Copy every item below word for word, leaving out the pictures.
---------- DATASET EXTRACT
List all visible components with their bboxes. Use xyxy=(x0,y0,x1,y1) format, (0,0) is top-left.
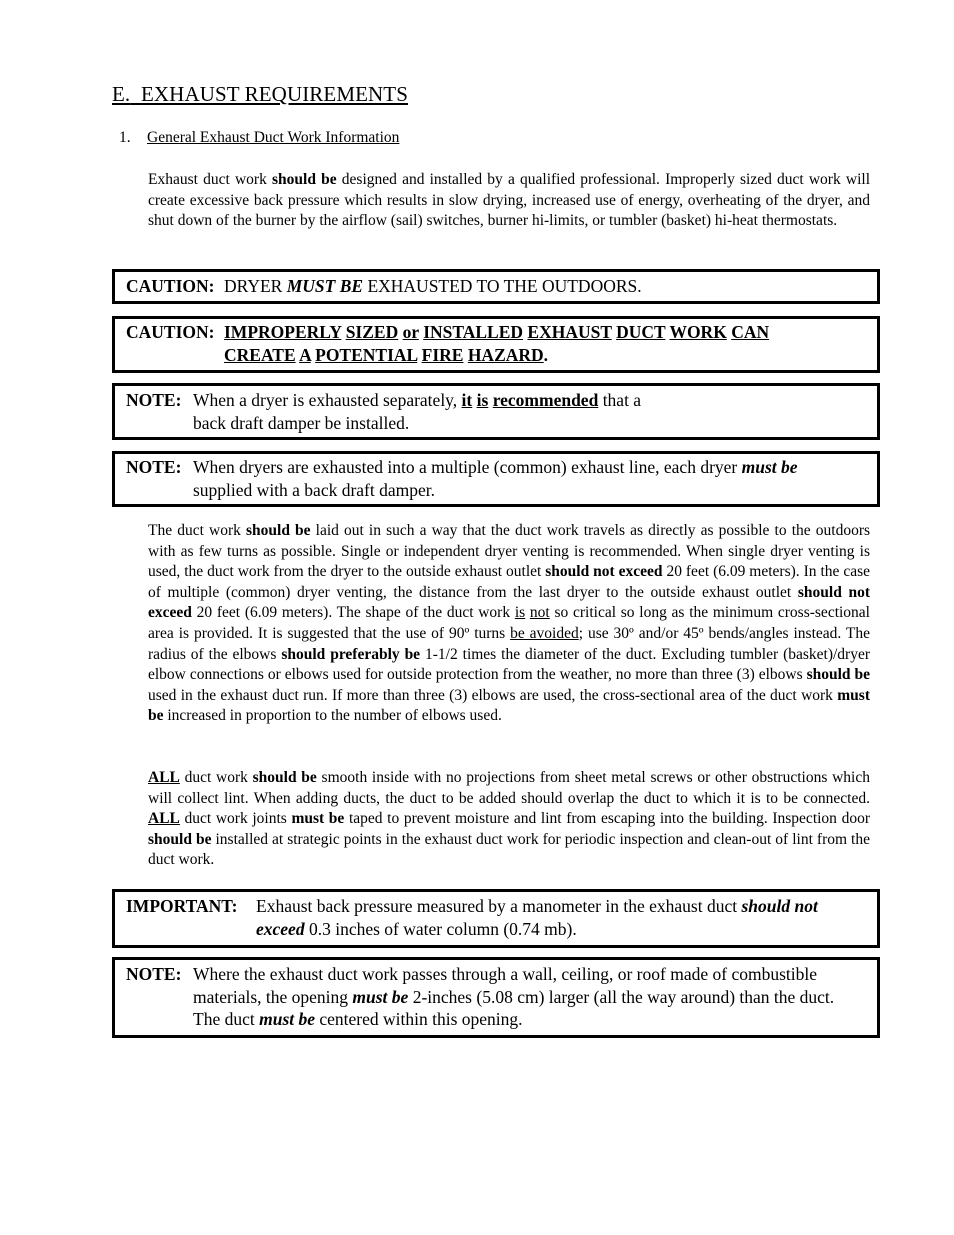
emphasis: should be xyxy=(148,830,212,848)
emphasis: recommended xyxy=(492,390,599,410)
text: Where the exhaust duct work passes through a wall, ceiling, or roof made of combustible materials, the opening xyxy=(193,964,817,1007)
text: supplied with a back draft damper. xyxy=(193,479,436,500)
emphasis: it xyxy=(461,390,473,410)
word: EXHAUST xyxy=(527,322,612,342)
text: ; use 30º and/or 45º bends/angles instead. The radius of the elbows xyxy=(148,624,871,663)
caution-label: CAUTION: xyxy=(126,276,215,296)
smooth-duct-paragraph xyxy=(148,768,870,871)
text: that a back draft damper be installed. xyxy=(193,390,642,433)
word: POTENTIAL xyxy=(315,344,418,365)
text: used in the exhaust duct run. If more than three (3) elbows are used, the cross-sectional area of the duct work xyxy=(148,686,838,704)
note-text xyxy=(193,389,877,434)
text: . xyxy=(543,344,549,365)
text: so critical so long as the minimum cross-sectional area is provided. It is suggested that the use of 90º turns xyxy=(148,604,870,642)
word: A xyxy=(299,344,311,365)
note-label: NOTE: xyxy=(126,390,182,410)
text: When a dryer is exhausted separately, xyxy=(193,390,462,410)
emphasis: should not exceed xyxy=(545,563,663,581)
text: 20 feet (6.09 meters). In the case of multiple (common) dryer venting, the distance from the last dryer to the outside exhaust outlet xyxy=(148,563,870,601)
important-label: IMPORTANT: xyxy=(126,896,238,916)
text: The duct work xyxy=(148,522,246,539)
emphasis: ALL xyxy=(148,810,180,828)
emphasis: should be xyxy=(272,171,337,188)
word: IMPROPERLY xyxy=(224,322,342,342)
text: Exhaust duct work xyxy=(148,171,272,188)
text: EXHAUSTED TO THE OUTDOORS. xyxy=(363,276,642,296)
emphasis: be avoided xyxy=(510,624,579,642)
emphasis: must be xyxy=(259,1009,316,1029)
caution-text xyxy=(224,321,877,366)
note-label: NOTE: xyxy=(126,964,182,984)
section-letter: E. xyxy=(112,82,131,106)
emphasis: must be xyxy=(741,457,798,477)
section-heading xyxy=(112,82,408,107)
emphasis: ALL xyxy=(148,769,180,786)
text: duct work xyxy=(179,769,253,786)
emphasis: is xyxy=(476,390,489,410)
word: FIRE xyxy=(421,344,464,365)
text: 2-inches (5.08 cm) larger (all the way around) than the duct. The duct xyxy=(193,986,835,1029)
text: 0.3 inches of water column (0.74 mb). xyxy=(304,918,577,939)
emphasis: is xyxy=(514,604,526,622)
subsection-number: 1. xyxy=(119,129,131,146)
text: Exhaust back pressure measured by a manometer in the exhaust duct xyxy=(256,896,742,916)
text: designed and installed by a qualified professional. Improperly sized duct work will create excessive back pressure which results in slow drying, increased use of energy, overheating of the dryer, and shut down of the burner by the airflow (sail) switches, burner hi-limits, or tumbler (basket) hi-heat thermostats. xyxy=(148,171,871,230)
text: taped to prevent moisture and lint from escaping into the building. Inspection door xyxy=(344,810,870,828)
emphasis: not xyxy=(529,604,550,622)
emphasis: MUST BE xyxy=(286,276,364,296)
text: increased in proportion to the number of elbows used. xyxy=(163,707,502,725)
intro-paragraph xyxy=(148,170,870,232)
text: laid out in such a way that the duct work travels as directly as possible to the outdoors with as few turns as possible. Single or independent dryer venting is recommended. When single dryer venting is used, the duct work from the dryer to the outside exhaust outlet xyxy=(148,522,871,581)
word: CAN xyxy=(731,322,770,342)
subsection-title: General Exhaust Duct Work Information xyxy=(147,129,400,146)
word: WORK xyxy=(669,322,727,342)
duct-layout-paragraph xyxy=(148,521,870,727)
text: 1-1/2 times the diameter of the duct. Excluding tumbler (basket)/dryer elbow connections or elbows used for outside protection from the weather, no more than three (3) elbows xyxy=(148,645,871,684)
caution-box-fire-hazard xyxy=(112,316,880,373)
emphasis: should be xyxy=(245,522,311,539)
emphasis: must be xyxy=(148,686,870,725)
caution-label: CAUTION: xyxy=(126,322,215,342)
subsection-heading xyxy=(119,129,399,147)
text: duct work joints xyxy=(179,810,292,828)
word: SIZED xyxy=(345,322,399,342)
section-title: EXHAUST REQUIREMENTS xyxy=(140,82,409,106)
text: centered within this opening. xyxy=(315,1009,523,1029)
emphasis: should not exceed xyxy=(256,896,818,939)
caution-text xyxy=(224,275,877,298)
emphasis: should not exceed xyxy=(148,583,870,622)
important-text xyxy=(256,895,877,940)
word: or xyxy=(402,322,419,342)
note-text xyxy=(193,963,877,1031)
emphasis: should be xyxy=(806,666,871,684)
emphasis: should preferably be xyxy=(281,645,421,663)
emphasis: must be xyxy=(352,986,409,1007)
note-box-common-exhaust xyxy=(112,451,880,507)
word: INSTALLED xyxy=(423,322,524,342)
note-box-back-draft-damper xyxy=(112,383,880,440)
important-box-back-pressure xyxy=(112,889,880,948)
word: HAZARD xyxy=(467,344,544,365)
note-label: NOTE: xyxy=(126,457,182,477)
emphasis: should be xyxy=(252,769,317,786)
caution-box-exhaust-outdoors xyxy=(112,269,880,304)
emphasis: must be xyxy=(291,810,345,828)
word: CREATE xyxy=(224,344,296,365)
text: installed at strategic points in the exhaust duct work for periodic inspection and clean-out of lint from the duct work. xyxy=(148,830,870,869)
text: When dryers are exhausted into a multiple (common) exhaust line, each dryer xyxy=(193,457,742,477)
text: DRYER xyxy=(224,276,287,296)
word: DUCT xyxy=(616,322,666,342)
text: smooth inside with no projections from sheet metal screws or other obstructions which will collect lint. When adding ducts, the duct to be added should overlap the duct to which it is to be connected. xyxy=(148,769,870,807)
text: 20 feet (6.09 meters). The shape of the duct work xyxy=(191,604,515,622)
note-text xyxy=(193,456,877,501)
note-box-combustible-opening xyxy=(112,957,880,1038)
--------------------
ANSWER TO THIS EXERCISE
List all visible components with their bboxes. Use xyxy=(x0,y0,x1,y1) format, (0,0) is top-left.
emphasis: should be xyxy=(148,830,212,848)
emphasis: recommended xyxy=(492,390,599,410)
text: Where the exhaust duct work passes through a wall, ceiling, or roof made of combustible materials, the opening xyxy=(193,964,817,1007)
text: supplied with a back draft damper. xyxy=(193,479,436,500)
emphasis: it xyxy=(461,390,473,410)
word: EXHAUST xyxy=(527,322,612,342)
text: ; use 30º and/or 45º bends/angles instead. The radius of the elbows xyxy=(148,624,871,663)
caution-label: CAUTION: xyxy=(126,276,215,296)
smooth-duct-paragraph xyxy=(148,768,870,871)
text: that a back draft damper be installed. xyxy=(193,390,642,433)
word: POTENTIAL xyxy=(315,344,418,365)
text: used in the exhaust duct run. If more than three (3) elbows are used, the cross-sectional area of the duct work xyxy=(148,686,838,704)
note-text xyxy=(193,389,877,434)
text: . xyxy=(543,344,549,365)
text: so critical so long as the minimum cross-sectional area is provided. It is suggested that the use of 90º turns xyxy=(148,604,870,642)
word: A xyxy=(299,344,311,365)
note-label: NOTE: xyxy=(126,390,182,410)
text: When a dryer is exhausted separately, xyxy=(193,390,462,410)
emphasis: should not exceed xyxy=(545,563,663,581)
text: 20 feet (6.09 meters). In the case of multiple (common) dryer venting, the distance from the last dryer to the outside exhaust outlet xyxy=(148,563,870,601)
important-label: IMPORTANT: xyxy=(126,896,238,916)
text: The duct work xyxy=(148,522,246,539)
emphasis: ALL xyxy=(148,810,180,828)
emphasis: should be xyxy=(272,171,337,188)
word: IMPROPERLY xyxy=(224,322,342,342)
text: Exhaust duct work xyxy=(148,171,272,188)
text: EXHAUSTED TO THE OUTDOORS. xyxy=(363,276,642,296)
emphasis: be avoided xyxy=(510,624,579,642)
emphasis: must be xyxy=(259,1009,316,1029)
caution-text xyxy=(224,321,877,366)
note-label: NOTE: xyxy=(126,964,182,984)
section-letter: E. xyxy=(112,82,131,106)
emphasis: must be xyxy=(741,457,798,477)
section-heading xyxy=(112,82,408,107)
emphasis: ALL xyxy=(148,769,180,786)
text: duct work xyxy=(179,769,253,786)
emphasis: is xyxy=(476,390,489,410)
word: FIRE xyxy=(421,344,464,365)
text: 2-inches (5.08 cm) larger (all the way around) than the duct. The duct xyxy=(193,986,835,1029)
text: 0.3 inches of water column (0.74 mb). xyxy=(304,918,577,939)
emphasis: is xyxy=(514,604,526,622)
subsection-number: 1. xyxy=(119,129,131,146)
text: Exhaust back pressure measured by a manometer in the exhaust duct xyxy=(256,896,742,916)
text: designed and installed by a qualified professional. Improperly sized duct work will create excessive back pressure which results in slow drying, increased use of energy, overheating of the dryer, and shut down of the burner by the airflow (sail) switches, burner hi-limits, or tumbler (basket) hi-heat thermostats. xyxy=(148,171,871,230)
text: taped to prevent moisture and lint from escaping into the building. Inspection door xyxy=(344,810,870,828)
emphasis: not xyxy=(529,604,550,622)
emphasis: MUST BE xyxy=(286,276,364,296)
text: increased in proportion to the number of elbows used. xyxy=(163,707,502,725)
intro-paragraph xyxy=(148,170,870,232)
text: laid out in such a way that the duct work travels as directly as possible to the outdoors with as few turns as possible. Single or independent dryer venting is recommended. When single dryer venting is used, the duct work from the dryer to the outside exhaust outlet xyxy=(148,522,871,581)
word: CAN xyxy=(731,322,770,342)
subsection-title: General Exhaust Duct Work Information xyxy=(147,129,400,146)
word: WORK xyxy=(669,322,727,342)
duct-layout-paragraph xyxy=(148,521,870,727)
text: 1-1/2 times the diameter of the duct. Excluding tumbler (basket)/dryer elbow connections or elbows used for outside protection from the weather, no more than three (3) elbows xyxy=(148,645,871,684)
caution-box-fire-hazard xyxy=(112,316,880,373)
emphasis: should be xyxy=(245,522,311,539)
emphasis: must be xyxy=(148,686,870,725)
caution-label: CAUTION: xyxy=(126,322,215,342)
subsection-heading xyxy=(119,129,399,147)
text: duct work joints xyxy=(179,810,292,828)
word: SIZED xyxy=(345,322,399,342)
section-title: EXHAUST REQUIREMENTS xyxy=(140,82,409,106)
text: centered within this opening. xyxy=(315,1009,523,1029)
emphasis: should not exceed xyxy=(256,896,818,939)
caution-text xyxy=(224,275,877,298)
emphasis: should not exceed xyxy=(148,583,870,622)
important-text xyxy=(256,895,877,940)
word: or xyxy=(402,322,419,342)
note-text xyxy=(193,963,877,1031)
emphasis: should be xyxy=(806,666,871,684)
emphasis: should preferably be xyxy=(281,645,421,663)
emphasis: must be xyxy=(352,986,409,1007)
note-box-common-exhaust xyxy=(112,451,880,507)
word: INSTALLED xyxy=(423,322,524,342)
note-box-back-draft-damper xyxy=(112,383,880,440)
important-box-back-pressure xyxy=(112,889,880,948)
word: HAZARD xyxy=(467,344,544,365)
note-label: NOTE: xyxy=(126,457,182,477)
emphasis: should be xyxy=(252,769,317,786)
caution-box-exhaust-outdoors xyxy=(112,269,880,304)
emphasis: must be xyxy=(291,810,345,828)
word: CREATE xyxy=(224,344,296,365)
text: installed at strategic points in the exhaust duct work for periodic inspection and clean-out of lint from the duct work. xyxy=(148,830,870,869)
text: When dryers are exhausted into a multiple (common) exhaust line, each dryer xyxy=(193,457,742,477)
text: DRYER xyxy=(224,276,287,296)
word: DUCT xyxy=(616,322,666,342)
text: smooth inside with no projections from sheet metal screws or other obstructions which will collect lint. When adding ducts, the duct to be added should overlap the duct to which it is to be connected. xyxy=(148,769,870,807)
text: 20 feet (6.09 meters). The shape of the duct work xyxy=(191,604,515,622)
note-text xyxy=(193,456,877,501)
note-box-combustible-opening xyxy=(112,957,880,1038)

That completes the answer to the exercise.